Objective: Extract all of the entries and set them down verbatim.

Materials provided:
[START]

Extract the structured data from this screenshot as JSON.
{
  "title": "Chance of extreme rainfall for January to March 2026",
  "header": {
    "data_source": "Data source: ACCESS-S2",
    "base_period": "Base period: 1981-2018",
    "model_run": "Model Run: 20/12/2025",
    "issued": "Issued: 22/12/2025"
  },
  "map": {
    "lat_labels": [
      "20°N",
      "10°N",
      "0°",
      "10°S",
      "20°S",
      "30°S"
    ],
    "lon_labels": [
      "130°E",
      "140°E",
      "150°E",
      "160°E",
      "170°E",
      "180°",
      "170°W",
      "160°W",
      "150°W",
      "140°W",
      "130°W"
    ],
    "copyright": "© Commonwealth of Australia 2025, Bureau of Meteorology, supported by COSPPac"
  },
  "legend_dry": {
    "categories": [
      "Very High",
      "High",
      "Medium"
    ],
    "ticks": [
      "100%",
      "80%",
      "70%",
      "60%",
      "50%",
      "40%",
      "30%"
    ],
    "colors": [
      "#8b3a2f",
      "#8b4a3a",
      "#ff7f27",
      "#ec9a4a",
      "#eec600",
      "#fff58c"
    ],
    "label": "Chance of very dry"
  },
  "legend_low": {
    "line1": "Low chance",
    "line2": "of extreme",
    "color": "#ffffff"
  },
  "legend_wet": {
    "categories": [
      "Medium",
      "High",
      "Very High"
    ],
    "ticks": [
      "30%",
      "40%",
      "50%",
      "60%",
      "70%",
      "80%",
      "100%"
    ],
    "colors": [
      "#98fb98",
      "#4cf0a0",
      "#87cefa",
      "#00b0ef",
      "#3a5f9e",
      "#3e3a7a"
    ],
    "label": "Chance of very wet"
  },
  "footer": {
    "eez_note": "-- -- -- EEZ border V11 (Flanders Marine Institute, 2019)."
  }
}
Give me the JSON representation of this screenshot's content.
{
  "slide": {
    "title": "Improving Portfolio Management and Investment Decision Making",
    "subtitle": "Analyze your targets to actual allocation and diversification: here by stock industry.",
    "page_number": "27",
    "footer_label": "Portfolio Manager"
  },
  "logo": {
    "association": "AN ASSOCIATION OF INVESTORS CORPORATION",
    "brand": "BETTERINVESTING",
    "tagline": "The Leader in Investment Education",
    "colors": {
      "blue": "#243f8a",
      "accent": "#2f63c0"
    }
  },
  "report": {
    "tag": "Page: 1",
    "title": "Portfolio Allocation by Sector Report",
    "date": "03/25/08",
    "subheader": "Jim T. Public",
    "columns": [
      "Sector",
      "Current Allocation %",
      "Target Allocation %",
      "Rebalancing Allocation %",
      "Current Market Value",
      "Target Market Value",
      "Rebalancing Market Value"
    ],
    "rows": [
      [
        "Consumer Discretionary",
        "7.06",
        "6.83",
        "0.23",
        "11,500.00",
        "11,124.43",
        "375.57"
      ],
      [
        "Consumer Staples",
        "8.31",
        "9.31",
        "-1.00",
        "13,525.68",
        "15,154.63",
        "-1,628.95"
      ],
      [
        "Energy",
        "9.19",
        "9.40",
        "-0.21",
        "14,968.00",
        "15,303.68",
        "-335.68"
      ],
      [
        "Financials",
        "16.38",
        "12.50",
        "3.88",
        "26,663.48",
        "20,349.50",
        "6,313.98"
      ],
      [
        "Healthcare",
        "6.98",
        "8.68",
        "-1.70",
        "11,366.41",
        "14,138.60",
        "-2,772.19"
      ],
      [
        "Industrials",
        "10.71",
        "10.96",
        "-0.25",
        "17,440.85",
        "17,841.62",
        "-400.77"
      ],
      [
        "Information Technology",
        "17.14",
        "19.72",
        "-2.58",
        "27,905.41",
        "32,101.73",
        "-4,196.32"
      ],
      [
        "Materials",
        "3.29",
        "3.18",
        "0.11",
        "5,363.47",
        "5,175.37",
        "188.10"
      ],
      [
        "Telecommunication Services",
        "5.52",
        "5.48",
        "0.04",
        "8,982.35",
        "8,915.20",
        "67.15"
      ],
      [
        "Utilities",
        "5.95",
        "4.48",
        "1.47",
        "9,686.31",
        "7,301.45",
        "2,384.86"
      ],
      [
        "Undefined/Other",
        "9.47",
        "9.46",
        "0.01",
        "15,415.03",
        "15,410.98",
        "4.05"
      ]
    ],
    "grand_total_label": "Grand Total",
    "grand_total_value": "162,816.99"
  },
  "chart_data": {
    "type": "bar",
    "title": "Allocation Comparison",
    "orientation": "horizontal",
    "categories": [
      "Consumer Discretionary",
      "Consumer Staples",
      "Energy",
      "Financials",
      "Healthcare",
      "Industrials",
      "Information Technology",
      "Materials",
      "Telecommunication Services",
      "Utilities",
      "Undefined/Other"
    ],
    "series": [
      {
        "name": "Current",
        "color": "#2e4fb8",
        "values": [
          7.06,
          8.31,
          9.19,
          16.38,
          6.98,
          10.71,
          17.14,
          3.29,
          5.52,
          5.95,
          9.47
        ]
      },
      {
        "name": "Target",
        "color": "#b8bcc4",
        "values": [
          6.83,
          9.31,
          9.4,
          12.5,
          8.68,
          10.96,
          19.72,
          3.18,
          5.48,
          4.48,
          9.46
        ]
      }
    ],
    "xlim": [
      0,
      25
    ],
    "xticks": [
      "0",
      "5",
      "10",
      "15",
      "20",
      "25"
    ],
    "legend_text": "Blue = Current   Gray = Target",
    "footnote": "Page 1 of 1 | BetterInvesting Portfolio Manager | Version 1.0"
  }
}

[END]

Response below:
Extract the structured data from this screenshot as JSON.
{
  "title": "Chance of extreme rainfall for January to March 2026",
  "header": {
    "data_source": "Data source: ACCESS-S2",
    "base_period": "Base period: 1981-2018",
    "model_run": "Model Run: 20/12/2025",
    "issued": "Issued: 22/12/2025"
  },
  "map": {
    "lat_labels": [
      "20°N",
      "10°N",
      "0°",
      "10°S",
      "20°S",
      "30°S"
    ],
    "lon_labels": [
      "130°E",
      "140°E",
      "150°E",
      "160°E",
      "170°E",
      "180°",
      "170°W",
      "160°W",
      "150°W",
      "140°W",
      "130°W"
    ],
    "copyright": "© Commonwealth of Australia 2025, Bureau of Meteorology, supported by COSPPac"
  },
  "legend_dry": {
    "categories": [
      "Very High",
      "High",
      "Medium"
    ],
    "ticks": [
      "100%",
      "80%",
      "70%",
      "60%",
      "50%",
      "40%",
      "30%"
    ],
    "colors": [
      "#8b3a2f",
      "#8b4a3a",
      "#ff7f27",
      "#ec9a4a",
      "#eec600",
      "#fff58c"
    ],
    "label": "Chance of very dry"
  },
  "legend_low": {
    "line1": "Low chance",
    "line2": "of extreme",
    "color": "#ffffff"
  },
  "legend_wet": {
    "categories": [
      "Medium",
      "High",
      "Very High"
    ],
    "ticks": [
      "30%",
      "40%",
      "50%",
      "60%",
      "70%",
      "80%",
      "100%"
    ],
    "colors": [
      "#98fb98",
      "#4cf0a0",
      "#87cefa",
      "#00b0ef",
      "#3a5f9e",
      "#3e3a7a"
    ],
    "label": "Chance of very wet"
  },
  "footer": {
    "eez_note": "-- -- -- EEZ border V11 (Flanders Marine Institute, 2019)."
  }
}
Give me the JSON representation of this screenshot's content.
{
  "slide": {
    "title": "Improving Portfolio Management and Investment Decision Making",
    "subtitle": "Analyze your targets to actual allocation and diversification: here by stock industry.",
    "page_number": "27",
    "footer_label": "Portfolio Manager"
  },
  "logo": {
    "association": "AN ASSOCIATION OF INVESTORS CORPORATION",
    "brand": "BETTERINVESTING",
    "tagline": "The Leader in Investment Education",
    "colors": {
      "blue": "#243f8a",
      "accent": "#2f63c0"
    }
  },
  "report": {
    "tag": "Page: 1",
    "title": "Portfolio Allocation by Sector Report",
    "date": "03/25/08",
    "subheader": "Jim T. Public",
    "columns": [
      "Sector",
      "Current Allocation %",
      "Target Allocation %",
      "Rebalancing Allocation %",
      "Current Market Value",
      "Target Market Value",
      "Rebalancing Market Value"
    ],
    "rows": [
      [
        "Consumer Discretionary",
        "7.06",
        "6.83",
        "0.23",
        "11,500.00",
        "11,124.43",
        "375.57"
      ],
      [
        "Consumer Staples",
        "8.31",
        "9.31",
        "-1.00",
        "13,525.68",
        "15,154.63",
        "-1,628.95"
      ],
      [
        "Energy",
        "9.19",
        "9.40",
        "-0.21",
        "14,968.00",
        "15,303.68",
        "-335.68"
      ],
      [
        "Financials",
        "16.38",
        "12.50",
        "3.88",
        "26,663.48",
        "20,349.50",
        "6,313.98"
      ],
      [
        "Healthcare",
        "6.98",
        "8.68",
        "-1.70",
        "11,366.41",
        "14,138.60",
        "-2,772.19"
      ],
      [
        "Industrials",
        "10.71",
        "10.96",
        "-0.25",
        "17,440.85",
        "17,841.62",
        "-400.77"
      ],
      [
        "Information Technology",
        "17.14",
        "19.72",
        "-2.58",
        "27,905.41",
        "32,101.73",
        "-4,196.32"
      ],
      [
        "Materials",
        "3.29",
        "3.18",
        "0.11",
        "5,363.47",
        "5,175.37",
        "188.10"
      ],
      [
        "Telecommunication Services",
        "5.52",
        "5.48",
        "0.04",
        "8,982.35",
        "8,915.20",
        "67.15"
      ],
      [
        "Utilities",
        "5.95",
        "4.48",
        "1.47",
        "9,686.31",
        "7,301.45",
        "2,384.86"
      ],
      [
        "Undefined/Other",
        "9.47",
        "9.46",
        "0.01",
        "15,415.03",
        "15,410.98",
        "4.05"
      ]
    ],
    "grand_total_label": "Grand Total",
    "grand_total_value": "162,816.99"
  },
  "chart_data": {
    "type": "bar",
    "title": "Allocation Comparison",
    "orientation": "horizontal",
    "categories": [
      "Consumer Discretionary",
      "Consumer Staples",
      "Energy",
      "Financials",
      "Healthcare",
      "Industrials",
      "Information Technology",
      "Materials",
      "Telecommunication Services",
      "Utilities",
      "Undefined/Other"
    ],
    "series": [
      {
        "name": "Current",
        "color": "#2e4fb8",
        "values": [
          7.06,
          8.31,
          9.19,
          16.38,
          6.98,
          10.71,
          17.14,
          3.29,
          5.52,
          5.95,
          9.47
        ]
      },
      {
        "name": "Target",
        "color": "#b8bcc4",
        "values": [
          6.83,
          9.31,
          9.4,
          12.5,
          8.68,
          10.96,
          19.72,
          3.18,
          5.48,
          4.48,
          9.46
        ]
      }
    ],
    "xlim": [
      0,
      25
    ],
    "xticks": [
      "0",
      "5",
      "10",
      "15",
      "20",
      "25"
    ],
    "legend_text": "Blue = Current   Gray = Target",
    "footnote": "Page 1 of 1 | BetterInvesting Portfolio Manager | Version 1.0"
  }
}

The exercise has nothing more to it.